Annotated region listings:

○ ○ ○

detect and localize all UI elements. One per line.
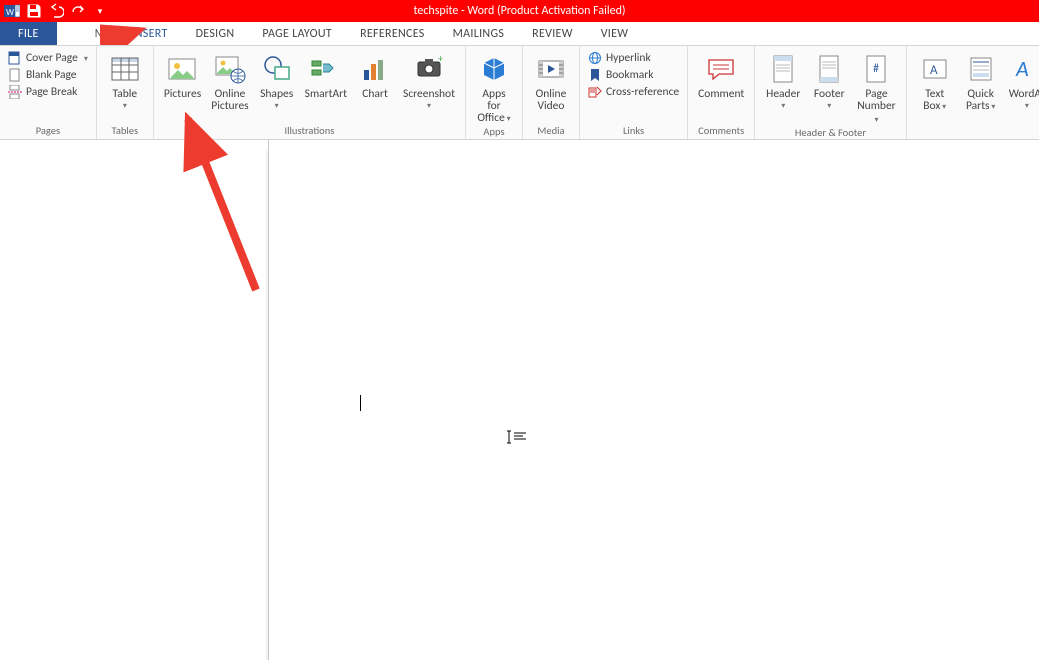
- chart-icon: [358, 52, 392, 86]
- pictures-icon: [166, 52, 200, 86]
- group-tables: Table ▾ Tables: [97, 46, 154, 139]
- qat-dropdown-icon[interactable]: ▾: [92, 3, 108, 19]
- cross-reference-button[interactable]: Cross-reference: [586, 84, 681, 100]
- tab-references[interactable]: REFERENCES: [346, 22, 439, 45]
- footer-button[interactable]: Footer ▾: [807, 48, 851, 110]
- quick-parts-icon: [964, 52, 998, 86]
- screenshot-button[interactable]: + Screenshot ▾: [399, 48, 459, 110]
- group-illustrations: Pictures OnlinePictures Shapes ▾ SmartAr…: [154, 46, 466, 139]
- tab-insert[interactable]: INSERT: [117, 22, 181, 45]
- title-bar: W ▾ techspite - Word (Product Activation…: [0, 0, 1039, 22]
- group-comments: Comment Comments: [688, 46, 755, 139]
- hyperlink-icon: [588, 51, 602, 65]
- group-text: A TextBox ▾ QuickParts ▾ A WordAr ▾: [907, 46, 1039, 139]
- tab-page-layout[interactable]: PAGE LAYOUT: [248, 22, 346, 45]
- tab-file[interactable]: FILE: [0, 22, 57, 45]
- word-app-icon: W: [4, 3, 20, 19]
- table-icon: [108, 52, 142, 86]
- text-box-button[interactable]: A TextBox ▾: [913, 48, 957, 113]
- group-header-footer: Header ▾ Footer ▾ # PageNumber ▾ Header …: [755, 46, 906, 139]
- wordart-icon: A: [1010, 52, 1039, 86]
- group-label-text: [913, 124, 1039, 139]
- online-pictures-button[interactable]: OnlinePictures: [207, 48, 252, 112]
- smartart-button[interactable]: SmartArt: [301, 48, 351, 100]
- svg-text:A: A: [930, 63, 938, 78]
- text-box-icon: A: [918, 52, 952, 86]
- document-page[interactable]: [269, 150, 1039, 660]
- text-caret: [360, 395, 361, 411]
- chart-button[interactable]: Chart: [353, 48, 397, 100]
- group-label-comments: Comments: [694, 124, 748, 139]
- page-number-icon: #: [859, 52, 893, 86]
- hyperlink-button[interactable]: Hyperlink: [586, 50, 681, 66]
- bookmark-icon: [588, 68, 602, 82]
- tab-home[interactable]: HOMEME: [57, 22, 118, 45]
- apps-icon: [477, 52, 511, 86]
- online-video-button[interactable]: OnlineVideo: [529, 48, 573, 112]
- comment-icon: [704, 52, 738, 86]
- comment-button[interactable]: Comment: [694, 48, 748, 100]
- group-label-links: Links: [586, 124, 681, 139]
- group-label-media: Media: [529, 124, 573, 139]
- wordart-button[interactable]: A WordAr ▾: [1005, 48, 1039, 110]
- quick-parts-button[interactable]: QuickParts ▾: [959, 48, 1003, 113]
- group-links: Hyperlink Bookmark Cross-reference Links: [580, 46, 688, 139]
- apps-for-office-button[interactable]: Apps forOffice ▾: [472, 48, 516, 125]
- svg-text:#: #: [873, 62, 879, 76]
- page-break-button[interactable]: Page Break: [6, 84, 90, 100]
- page-break-icon: [8, 85, 22, 99]
- ribbon-tabs: FILE HOMEME INSERT DESIGN PAGE LAYOUT RE…: [0, 22, 1039, 46]
- group-media: OnlineVideo Media: [523, 46, 580, 139]
- group-label-apps: Apps: [472, 125, 516, 140]
- shapes-icon: [260, 52, 294, 86]
- online-pictures-icon: [213, 52, 247, 86]
- svg-text:+: +: [438, 52, 443, 65]
- header-button[interactable]: Header ▾: [761, 48, 805, 110]
- group-label-tables: Tables: [103, 124, 147, 139]
- blank-page-icon: [8, 68, 22, 82]
- redo-icon[interactable]: [70, 3, 86, 19]
- tab-view[interactable]: VIEW: [587, 22, 643, 45]
- save-icon[interactable]: [26, 3, 42, 19]
- group-pages: Cover Page Blank Page Page Break Pages: [0, 46, 97, 139]
- group-label-header-footer: Header & Footer: [761, 126, 899, 141]
- smartart-icon: [309, 52, 343, 86]
- ibeam-pointer-icon: [506, 430, 528, 449]
- table-button[interactable]: Table ▾: [103, 48, 147, 110]
- tab-mailings[interactable]: MAILINGS: [439, 22, 519, 45]
- tab-design[interactable]: DESIGN: [182, 22, 249, 45]
- cover-page-icon: [8, 51, 22, 65]
- video-icon: [534, 52, 568, 86]
- svg-text:W: W: [6, 7, 14, 18]
- bookmark-button[interactable]: Bookmark: [586, 67, 681, 83]
- window-title: techspite - Word (Product Activation Fai…: [0, 4, 1039, 18]
- blank-page-button[interactable]: Blank Page: [6, 67, 90, 83]
- document-workspace[interactable]: [0, 140, 1039, 660]
- page-number-button[interactable]: # PageNumber ▾: [853, 48, 899, 126]
- undo-icon[interactable]: [48, 3, 64, 19]
- screenshot-icon: +: [412, 52, 446, 86]
- ribbon: Cover Page Blank Page Page Break Pages T…: [0, 46, 1039, 140]
- svg-text:A: A: [1015, 55, 1029, 82]
- shapes-button[interactable]: Shapes ▾: [255, 48, 299, 110]
- group-apps: Apps forOffice ▾ Apps: [466, 46, 523, 139]
- group-label-illustrations: Illustrations: [160, 124, 459, 139]
- header-icon: [766, 52, 800, 86]
- pictures-button[interactable]: Pictures: [160, 48, 205, 100]
- cross-reference-icon: [588, 85, 602, 99]
- footer-icon: [812, 52, 846, 86]
- tab-review[interactable]: REVIEW: [518, 22, 587, 45]
- group-label-pages: Pages: [6, 124, 90, 139]
- cover-page-button[interactable]: Cover Page: [6, 50, 90, 66]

○ ○ ○

▸ **Stated problem**:
List each line of the rows above that contains the string "Pages".

▸ **Reply**:
- group-pages: Cover Page Blank Page Page Break Pages: [0, 46, 97, 139]
- ribbon: Cover Page Blank Page Page Break Pages T…: [0, 46, 1039, 140]
- group-label-pages: Pages: [6, 124, 90, 139]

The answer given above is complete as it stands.